_What to do_: Could you give the data below again, exactly and completely?

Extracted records
╔══
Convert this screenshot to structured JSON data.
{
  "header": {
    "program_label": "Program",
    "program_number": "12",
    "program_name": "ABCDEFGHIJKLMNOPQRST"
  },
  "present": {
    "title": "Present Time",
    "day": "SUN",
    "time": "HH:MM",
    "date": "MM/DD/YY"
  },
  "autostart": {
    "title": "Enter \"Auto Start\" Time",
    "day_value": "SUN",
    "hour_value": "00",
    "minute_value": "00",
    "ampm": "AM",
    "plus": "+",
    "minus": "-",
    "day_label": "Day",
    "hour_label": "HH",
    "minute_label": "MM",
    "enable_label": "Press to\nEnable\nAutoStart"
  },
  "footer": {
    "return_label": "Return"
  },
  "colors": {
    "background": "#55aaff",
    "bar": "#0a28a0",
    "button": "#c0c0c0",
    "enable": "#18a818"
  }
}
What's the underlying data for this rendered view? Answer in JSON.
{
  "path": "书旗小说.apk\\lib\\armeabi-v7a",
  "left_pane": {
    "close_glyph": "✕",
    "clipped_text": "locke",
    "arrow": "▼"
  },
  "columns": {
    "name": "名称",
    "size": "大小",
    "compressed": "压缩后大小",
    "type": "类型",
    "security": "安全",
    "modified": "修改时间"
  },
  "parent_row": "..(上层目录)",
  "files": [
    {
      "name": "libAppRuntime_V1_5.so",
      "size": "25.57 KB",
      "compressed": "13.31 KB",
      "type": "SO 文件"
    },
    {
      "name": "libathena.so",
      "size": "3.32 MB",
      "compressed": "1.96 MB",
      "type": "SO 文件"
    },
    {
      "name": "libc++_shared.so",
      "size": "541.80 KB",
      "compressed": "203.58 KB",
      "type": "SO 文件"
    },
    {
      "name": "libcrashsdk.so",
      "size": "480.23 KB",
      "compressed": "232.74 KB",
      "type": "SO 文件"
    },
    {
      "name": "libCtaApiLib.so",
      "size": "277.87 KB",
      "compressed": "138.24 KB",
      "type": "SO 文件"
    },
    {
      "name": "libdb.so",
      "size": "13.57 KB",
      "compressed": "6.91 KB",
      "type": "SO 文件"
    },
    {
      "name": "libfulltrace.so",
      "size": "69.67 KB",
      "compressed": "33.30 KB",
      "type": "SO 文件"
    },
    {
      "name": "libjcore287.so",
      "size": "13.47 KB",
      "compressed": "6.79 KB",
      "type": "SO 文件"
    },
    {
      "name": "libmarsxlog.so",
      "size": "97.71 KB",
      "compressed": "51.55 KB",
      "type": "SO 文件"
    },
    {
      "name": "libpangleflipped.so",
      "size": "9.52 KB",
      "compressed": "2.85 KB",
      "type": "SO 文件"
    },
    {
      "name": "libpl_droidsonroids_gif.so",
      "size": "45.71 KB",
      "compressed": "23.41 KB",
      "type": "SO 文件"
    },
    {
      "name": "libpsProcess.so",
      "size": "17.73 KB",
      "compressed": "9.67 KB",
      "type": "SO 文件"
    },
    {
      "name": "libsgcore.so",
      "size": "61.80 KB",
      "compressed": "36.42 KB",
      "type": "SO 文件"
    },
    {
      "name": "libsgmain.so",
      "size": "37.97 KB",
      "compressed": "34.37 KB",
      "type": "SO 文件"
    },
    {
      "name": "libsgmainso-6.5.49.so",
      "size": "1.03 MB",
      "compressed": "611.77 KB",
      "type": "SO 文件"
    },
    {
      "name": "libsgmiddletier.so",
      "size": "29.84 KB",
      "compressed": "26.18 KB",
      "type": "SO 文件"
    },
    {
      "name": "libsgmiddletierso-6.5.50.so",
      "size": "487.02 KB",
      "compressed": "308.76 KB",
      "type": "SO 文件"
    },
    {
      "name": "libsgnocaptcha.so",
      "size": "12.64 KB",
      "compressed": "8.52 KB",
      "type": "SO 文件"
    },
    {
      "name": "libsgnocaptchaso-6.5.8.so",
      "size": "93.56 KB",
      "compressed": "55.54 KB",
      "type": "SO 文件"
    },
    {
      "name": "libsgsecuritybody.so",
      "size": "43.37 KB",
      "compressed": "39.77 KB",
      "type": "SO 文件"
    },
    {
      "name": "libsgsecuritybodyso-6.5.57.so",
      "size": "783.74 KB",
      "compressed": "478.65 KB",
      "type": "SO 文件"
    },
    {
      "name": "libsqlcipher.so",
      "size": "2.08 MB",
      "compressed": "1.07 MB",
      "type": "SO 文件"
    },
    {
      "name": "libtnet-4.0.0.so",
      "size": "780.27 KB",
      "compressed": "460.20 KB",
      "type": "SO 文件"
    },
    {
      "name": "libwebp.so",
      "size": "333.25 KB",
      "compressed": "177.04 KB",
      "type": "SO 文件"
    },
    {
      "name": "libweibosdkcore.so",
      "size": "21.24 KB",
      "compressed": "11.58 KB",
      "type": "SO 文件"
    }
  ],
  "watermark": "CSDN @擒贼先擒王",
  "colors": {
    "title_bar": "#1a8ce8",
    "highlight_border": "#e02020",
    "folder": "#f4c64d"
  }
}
╚══
_Written reply_:
Convert this screenshot to structured JSON data.
{
  "header": {
    "program_label": "Program",
    "program_number": "12",
    "program_name": "ABCDEFGHIJKLMNOPQRST"
  },
  "present": {
    "title": "Present Time",
    "day": "SUN",
    "time": "HH:MM",
    "date": "MM/DD/YY"
  },
  "autostart": {
    "title": "Enter \"Auto Start\" Time",
    "day_value": "SUN",
    "hour_value": "00",
    "minute_value": "00",
    "ampm": "AM",
    "plus": "+",
    "minus": "-",
    "day_label": "Day",
    "hour_label": "HH",
    "minute_label": "MM",
    "enable_label": "Press to\nEnable\nAutoStart"
  },
  "footer": {
    "return_label": "Return"
  },
  "colors": {
    "background": "#55aaff",
    "bar": "#0a28a0",
    "button": "#c0c0c0",
    "enable": "#18a818"
  }
}
What's the underlying data for this rendered view? Answer in JSON.
{
  "path": "书旗小说.apk\\lib\\armeabi-v7a",
  "left_pane": {
    "close_glyph": "✕",
    "clipped_text": "locke",
    "arrow": "▼"
  },
  "columns": {
    "name": "名称",
    "size": "大小",
    "compressed": "压缩后大小",
    "type": "类型",
    "security": "安全",
    "modified": "修改时间"
  },
  "parent_row": "..(上层目录)",
  "files": [
    {
      "name": "libAppRuntime_V1_5.so",
      "size": "25.57 KB",
      "compressed": "13.31 KB",
      "type": "SO 文件"
    },
    {
      "name": "libathena.so",
      "size": "3.32 MB",
      "compressed": "1.96 MB",
      "type": "SO 文件"
    },
    {
      "name": "libc++_shared.so",
      "size": "541.80 KB",
      "compressed": "203.58 KB",
      "type": "SO 文件"
    },
    {
      "name": "libcrashsdk.so",
      "size": "480.23 KB",
      "compressed": "232.74 KB",
      "type": "SO 文件"
    },
    {
      "name": "libCtaApiLib.so",
      "size": "277.87 KB",
      "compressed": "138.24 KB",
      "type": "SO 文件"
    },
    {
      "name": "libdb.so",
      "size": "13.57 KB",
      "compressed": "6.91 KB",
      "type": "SO 文件"
    },
    {
      "name": "libfulltrace.so",
      "size": "69.67 KB",
      "compressed": "33.30 KB",
      "type": "SO 文件"
    },
    {
      "name": "libjcore287.so",
      "size": "13.47 KB",
      "compressed": "6.79 KB",
      "type": "SO 文件"
    },
    {
      "name": "libmarsxlog.so",
      "size": "97.71 KB",
      "compressed": "51.55 KB",
      "type": "SO 文件"
    },
    {
      "name": "libpangleflipped.so",
      "size": "9.52 KB",
      "compressed": "2.85 KB",
      "type": "SO 文件"
    },
    {
      "name": "libpl_droidsonroids_gif.so",
      "size": "45.71 KB",
      "compressed": "23.41 KB",
      "type": "SO 文件"
    },
    {
      "name": "libpsProcess.so",
      "size": "17.73 KB",
      "compressed": "9.67 KB",
      "type": "SO 文件"
    },
    {
      "name": "libsgcore.so",
      "size": "61.80 KB",
      "compressed": "36.42 KB",
      "type": "SO 文件"
    },
    {
      "name": "libsgmain.so",
      "size": "37.97 KB",
      "compressed": "34.37 KB",
      "type": "SO 文件"
    },
    {
      "name": "libsgmainso-6.5.49.so",
      "size": "1.03 MB",
      "compressed": "611.77 KB",
      "type": "SO 文件"
    },
    {
      "name": "libsgmiddletier.so",
      "size": "29.84 KB",
      "compressed": "26.18 KB",
      "type": "SO 文件"
    },
    {
      "name": "libsgmiddletierso-6.5.50.so",
      "size": "487.02 KB",
      "compressed": "308.76 KB",
      "type": "SO 文件"
    },
    {
      "name": "libsgnocaptcha.so",
      "size": "12.64 KB",
      "compressed": "8.52 KB",
      "type": "SO 文件"
    },
    {
      "name": "libsgnocaptchaso-6.5.8.so",
      "size": "93.56 KB",
      "compressed": "55.54 KB",
      "type": "SO 文件"
    },
    {
      "name": "libsgsecuritybody.so",
      "size": "43.37 KB",
      "compressed": "39.77 KB",
      "type": "SO 文件"
    },
    {
      "name": "libsgsecuritybodyso-6.5.57.so",
      "size": "783.74 KB",
      "compressed": "478.65 KB",
      "type": "SO 文件"
    },
    {
      "name": "libsqlcipher.so",
      "size": "2.08 MB",
      "compressed": "1.07 MB",
      "type": "SO 文件"
    },
    {
      "name": "libtnet-4.0.0.so",
      "size": "780.27 KB",
      "compressed": "460.20 KB",
      "type": "SO 文件"
    },
    {
      "name": "libwebp.so",
      "size": "333.25 KB",
      "compressed": "177.04 KB",
      "type": "SO 文件"
    },
    {
      "name": "libweibosdkcore.so",
      "size": "21.24 KB",
      "compressed": "11.58 KB",
      "type": "SO 文件"
    }
  ],
  "watermark": "CSDN @擒贼先擒王",
  "colors": {
    "title_bar": "#1a8ce8",
    "highlight_border": "#e02020",
    "folder": "#f4c64d"
  }
}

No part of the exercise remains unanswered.